Each line that includes the word "style" counts once; give the total and nothing more.

Records that describe figures:
━━━━

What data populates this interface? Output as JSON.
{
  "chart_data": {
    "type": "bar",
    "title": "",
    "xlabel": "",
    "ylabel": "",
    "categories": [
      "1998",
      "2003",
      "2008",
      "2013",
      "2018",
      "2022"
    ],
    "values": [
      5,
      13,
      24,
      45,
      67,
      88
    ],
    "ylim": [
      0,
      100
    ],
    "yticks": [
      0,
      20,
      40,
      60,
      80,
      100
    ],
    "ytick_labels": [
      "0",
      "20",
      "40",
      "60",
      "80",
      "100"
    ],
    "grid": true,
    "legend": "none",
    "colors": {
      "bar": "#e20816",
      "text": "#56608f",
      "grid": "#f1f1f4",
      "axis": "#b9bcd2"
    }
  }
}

━━━━

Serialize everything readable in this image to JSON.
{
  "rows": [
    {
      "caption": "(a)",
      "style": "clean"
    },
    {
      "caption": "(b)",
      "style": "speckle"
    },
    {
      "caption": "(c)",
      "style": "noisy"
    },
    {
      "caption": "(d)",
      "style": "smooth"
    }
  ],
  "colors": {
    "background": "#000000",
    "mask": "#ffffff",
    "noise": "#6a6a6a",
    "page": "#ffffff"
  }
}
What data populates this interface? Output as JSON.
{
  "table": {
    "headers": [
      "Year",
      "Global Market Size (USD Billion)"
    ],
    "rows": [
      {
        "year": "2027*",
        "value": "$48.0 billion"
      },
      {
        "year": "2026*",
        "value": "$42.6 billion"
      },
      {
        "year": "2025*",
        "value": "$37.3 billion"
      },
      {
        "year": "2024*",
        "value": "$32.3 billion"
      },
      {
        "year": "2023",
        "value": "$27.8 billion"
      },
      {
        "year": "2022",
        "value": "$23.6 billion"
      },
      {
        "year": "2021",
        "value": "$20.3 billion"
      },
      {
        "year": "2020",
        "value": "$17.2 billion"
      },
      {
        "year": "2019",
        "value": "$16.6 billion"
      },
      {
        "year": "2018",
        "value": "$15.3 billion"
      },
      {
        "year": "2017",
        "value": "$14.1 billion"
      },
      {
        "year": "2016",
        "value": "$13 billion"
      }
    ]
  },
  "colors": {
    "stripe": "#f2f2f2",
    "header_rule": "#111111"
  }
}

━━━━

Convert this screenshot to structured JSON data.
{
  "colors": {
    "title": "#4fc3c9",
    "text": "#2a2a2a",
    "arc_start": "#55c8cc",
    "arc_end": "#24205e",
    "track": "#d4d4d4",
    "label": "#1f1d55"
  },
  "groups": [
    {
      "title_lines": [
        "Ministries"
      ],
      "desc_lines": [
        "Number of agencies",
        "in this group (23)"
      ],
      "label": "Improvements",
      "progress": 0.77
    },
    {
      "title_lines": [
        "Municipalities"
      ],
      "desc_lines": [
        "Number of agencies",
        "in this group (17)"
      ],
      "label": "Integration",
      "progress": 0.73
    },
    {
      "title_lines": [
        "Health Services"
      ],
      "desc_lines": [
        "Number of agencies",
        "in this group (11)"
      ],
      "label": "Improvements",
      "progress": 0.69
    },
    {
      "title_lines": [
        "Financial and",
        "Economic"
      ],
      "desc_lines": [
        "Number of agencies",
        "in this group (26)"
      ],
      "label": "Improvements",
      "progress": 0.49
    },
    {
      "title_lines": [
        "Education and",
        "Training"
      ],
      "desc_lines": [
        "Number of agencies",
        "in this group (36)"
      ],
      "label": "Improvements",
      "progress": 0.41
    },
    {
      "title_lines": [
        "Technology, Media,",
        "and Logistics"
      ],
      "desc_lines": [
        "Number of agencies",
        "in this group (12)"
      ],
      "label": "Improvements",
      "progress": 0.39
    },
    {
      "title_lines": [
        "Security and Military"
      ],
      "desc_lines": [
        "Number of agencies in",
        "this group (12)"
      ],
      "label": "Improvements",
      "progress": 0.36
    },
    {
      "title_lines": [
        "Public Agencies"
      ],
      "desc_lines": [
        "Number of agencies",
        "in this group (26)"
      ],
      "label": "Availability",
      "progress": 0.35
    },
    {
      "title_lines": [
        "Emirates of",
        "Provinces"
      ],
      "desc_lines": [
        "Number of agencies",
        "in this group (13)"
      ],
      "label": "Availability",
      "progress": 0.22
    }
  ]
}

━━━━

→ EXERCISE RESULT: 4